> [Your objective] Give only the number of lines in the records below that contain the word "date".

Some records
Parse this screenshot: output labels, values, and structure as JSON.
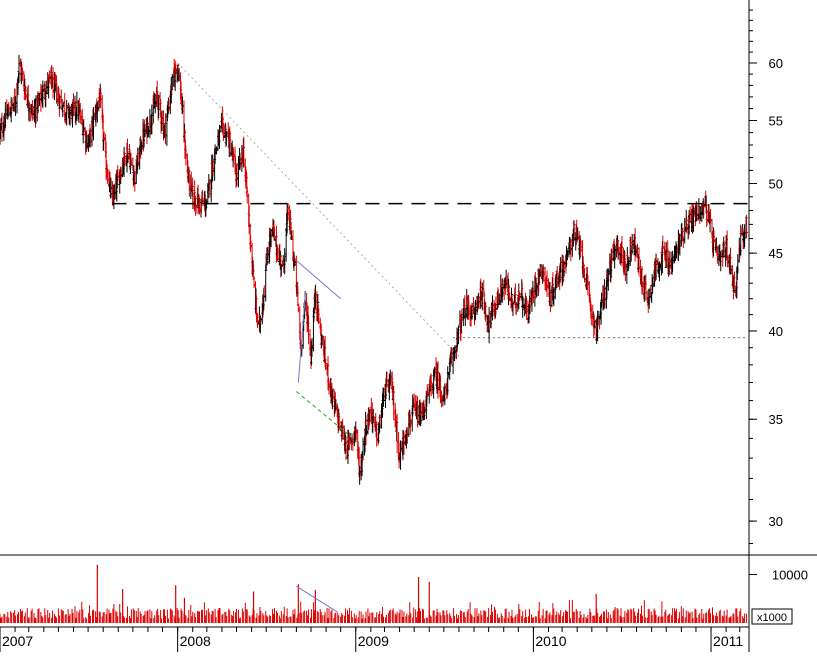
{
  "chart_data": {
    "type": "line",
    "title": "",
    "xlabel": "",
    "ylabel": "",
    "price_axis": {
      "scale": "log",
      "ylim": [
        28.5,
        66
      ],
      "ticks": [
        30,
        35,
        40,
        45,
        50,
        55,
        60
      ]
    },
    "time_axis": {
      "xlim": [
        "2007-01-01",
        "2011-03-20"
      ],
      "year_labels": [
        {
          "label": "2007",
          "date": "2007-01-01"
        },
        {
          "label": "2008",
          "date": "2008-01-01"
        },
        {
          "label": "2009",
          "date": "2009-01-01"
        },
        {
          "label": "2010",
          "date": "2010-01-01"
        },
        {
          "label": "2011",
          "date": "2011-01-01"
        }
      ]
    },
    "volume_axis": {
      "ticks": [
        10000
      ],
      "unit_label": "x1000",
      "ylim": [
        0,
        13000
      ]
    },
    "price_series": [
      [
        "2007-01-01",
        54.0
      ],
      [
        "2007-01-15",
        55.5
      ],
      [
        "2007-02-01",
        56.5
      ],
      [
        "2007-02-10",
        60.0
      ],
      [
        "2007-02-25",
        57.0
      ],
      [
        "2007-03-10",
        55.5
      ],
      [
        "2007-04-01",
        57.5
      ],
      [
        "2007-04-15",
        58.5
      ],
      [
        "2007-05-01",
        57.0
      ],
      [
        "2007-05-20",
        55.5
      ],
      [
        "2007-06-10",
        56.0
      ],
      [
        "2007-07-01",
        53.0
      ],
      [
        "2007-07-15",
        55.5
      ],
      [
        "2007-07-25",
        57.0
      ],
      [
        "2007-08-05",
        52.0
      ],
      [
        "2007-08-20",
        48.5
      ],
      [
        "2007-09-05",
        51.0
      ],
      [
        "2007-09-20",
        52.5
      ],
      [
        "2007-10-05",
        50.5
      ],
      [
        "2007-10-20",
        53.5
      ],
      [
        "2007-11-05",
        55.0
      ],
      [
        "2007-11-20",
        57.0
      ],
      [
        "2007-12-05",
        54.0
      ],
      [
        "2007-12-20",
        58.0
      ],
      [
        "2008-01-01",
        60.0
      ],
      [
        "2008-01-10",
        56.0
      ],
      [
        "2008-01-20",
        51.0
      ],
      [
        "2008-02-01",
        49.0
      ],
      [
        "2008-02-15",
        48.5
      ],
      [
        "2008-03-01",
        48.5
      ],
      [
        "2008-03-15",
        52.0
      ],
      [
        "2008-04-01",
        54.5
      ],
      [
        "2008-04-15",
        53.5
      ],
      [
        "2008-05-01",
        50.5
      ],
      [
        "2008-05-15",
        52.5
      ],
      [
        "2008-05-25",
        48.0
      ],
      [
        "2008-06-05",
        43.0
      ],
      [
        "2008-06-15",
        40.0
      ],
      [
        "2008-06-25",
        42.0
      ],
      [
        "2008-07-05",
        45.5
      ],
      [
        "2008-07-15",
        46.5
      ],
      [
        "2008-07-25",
        45.0
      ],
      [
        "2008-08-05",
        44.0
      ],
      [
        "2008-08-15",
        48.0
      ],
      [
        "2008-08-25",
        45.0
      ],
      [
        "2008-09-01",
        43.0
      ],
      [
        "2008-09-10",
        39.0
      ],
      [
        "2008-09-20",
        42.0
      ],
      [
        "2008-10-01",
        38.5
      ],
      [
        "2008-10-10",
        42.5
      ],
      [
        "2008-10-20",
        40.0
      ],
      [
        "2008-11-01",
        38.0
      ],
      [
        "2008-11-15",
        36.0
      ],
      [
        "2008-12-01",
        34.5
      ],
      [
        "2008-12-15",
        33.5
      ],
      [
        "2009-01-01",
        34.5
      ],
      [
        "2009-01-10",
        32.0
      ],
      [
        "2009-01-20",
        34.5
      ],
      [
        "2009-02-01",
        35.5
      ],
      [
        "2009-02-15",
        34.0
      ],
      [
        "2009-03-01",
        36.5
      ],
      [
        "2009-03-15",
        37.0
      ],
      [
        "2009-04-01",
        33.0
      ],
      [
        "2009-04-15",
        34.5
      ],
      [
        "2009-05-01",
        35.5
      ],
      [
        "2009-05-15",
        35.0
      ],
      [
        "2009-06-01",
        36.5
      ],
      [
        "2009-06-15",
        37.5
      ],
      [
        "2009-07-01",
        36.0
      ],
      [
        "2009-07-15",
        38.0
      ],
      [
        "2009-08-01",
        40.0
      ],
      [
        "2009-08-15",
        41.5
      ],
      [
        "2009-09-01",
        41.0
      ],
      [
        "2009-09-15",
        42.5
      ],
      [
        "2009-10-01",
        40.5
      ],
      [
        "2009-10-20",
        42.0
      ],
      [
        "2009-11-05",
        43.0
      ],
      [
        "2009-11-20",
        41.5
      ],
      [
        "2009-12-05",
        42.5
      ],
      [
        "2009-12-20",
        41.0
      ],
      [
        "2010-01-05",
        43.0
      ],
      [
        "2010-01-20",
        44.0
      ],
      [
        "2010-02-05",
        42.0
      ],
      [
        "2010-02-20",
        43.5
      ],
      [
        "2010-03-10",
        44.5
      ],
      [
        "2010-03-25",
        46.5
      ],
      [
        "2010-04-10",
        45.0
      ],
      [
        "2010-04-25",
        42.0
      ],
      [
        "2010-05-10",
        40.0
      ],
      [
        "2010-05-25",
        42.0
      ],
      [
        "2010-06-10",
        44.5
      ],
      [
        "2010-06-25",
        45.5
      ],
      [
        "2010-07-10",
        44.0
      ],
      [
        "2010-07-25",
        46.0
      ],
      [
        "2010-08-10",
        43.5
      ],
      [
        "2010-08-25",
        42.0
      ],
      [
        "2010-09-10",
        44.0
      ],
      [
        "2010-09-25",
        45.0
      ],
      [
        "2010-10-10",
        44.0
      ],
      [
        "2010-10-25",
        45.5
      ],
      [
        "2010-11-10",
        47.0
      ],
      [
        "2010-11-25",
        47.5
      ],
      [
        "2010-12-10",
        48.0
      ],
      [
        "2010-12-20",
        48.5
      ],
      [
        "2011-01-01",
        46.5
      ],
      [
        "2011-01-10",
        45.0
      ],
      [
        "2011-01-20",
        44.5
      ],
      [
        "2011-02-01",
        45.5
      ],
      [
        "2011-02-10",
        44.0
      ],
      [
        "2011-02-20",
        42.5
      ],
      [
        "2011-03-01",
        45.5
      ],
      [
        "2011-03-15",
        47.0
      ]
    ],
    "annotations": {
      "resistance_level": {
        "value": 48.5,
        "from": "2007-08-20",
        "to": "2011-03-20",
        "style": "long-dash",
        "color": "#000000"
      },
      "support_level": {
        "value": 39.6,
        "from": "2009-07-20",
        "to": "2011-03-15",
        "style": "dotted",
        "color": "#777777"
      },
      "downtrend_line": {
        "from": [
          "2008-01-01",
          60.0
        ],
        "to": [
          "2009-08-01",
          38.5
        ],
        "style": "dotted",
        "color": "#999999"
      },
      "channel_upper": {
        "from": [
          "2008-09-01",
          44.5
        ],
        "to": [
          "2008-12-01",
          42.0
        ],
        "color": "#7777cc"
      },
      "channel_lower": {
        "from": [
          "2008-09-01",
          36.5
        ],
        "to": [
          "2009-01-05",
          33.8
        ],
        "style": "dashed",
        "color": "#22aa22"
      },
      "channel_side": {
        "from": [
          "2008-09-05",
          37.0
        ],
        "to": [
          "2008-09-20",
          42.5
        ],
        "color": "#7777cc"
      },
      "volume_trend": {
        "from": [
          "2008-09-01",
          7600
        ],
        "to": [
          "2008-11-25",
          2200
        ],
        "color": "#7777cc"
      }
    },
    "volume_spikes": [
      [
        "2007-07-20",
        12000
      ],
      [
        "2007-09-10",
        7000
      ],
      [
        "2007-12-28",
        7800
      ],
      [
        "2008-01-15",
        5200
      ],
      [
        "2008-06-05",
        6500
      ],
      [
        "2008-09-05",
        8000
      ],
      [
        "2008-10-10",
        6800
      ],
      [
        "2009-05-10",
        9500
      ],
      [
        "2009-06-01",
        8500
      ],
      [
        "2010-05-10",
        6000
      ]
    ],
    "colors": {
      "up": "#000000",
      "down": "#dd0000",
      "volume": "#dd0000",
      "axis": "#000000"
    }
  }
}
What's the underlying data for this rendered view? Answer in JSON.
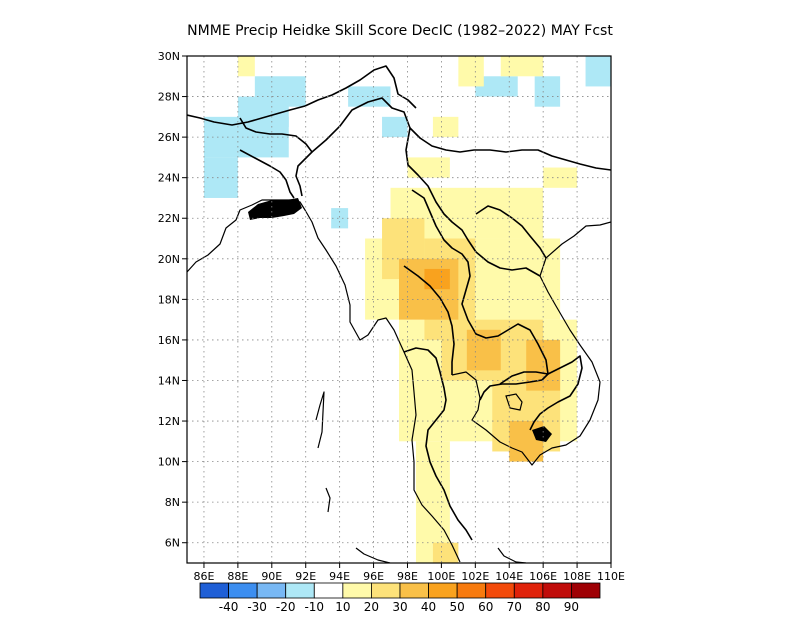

> [Response] 5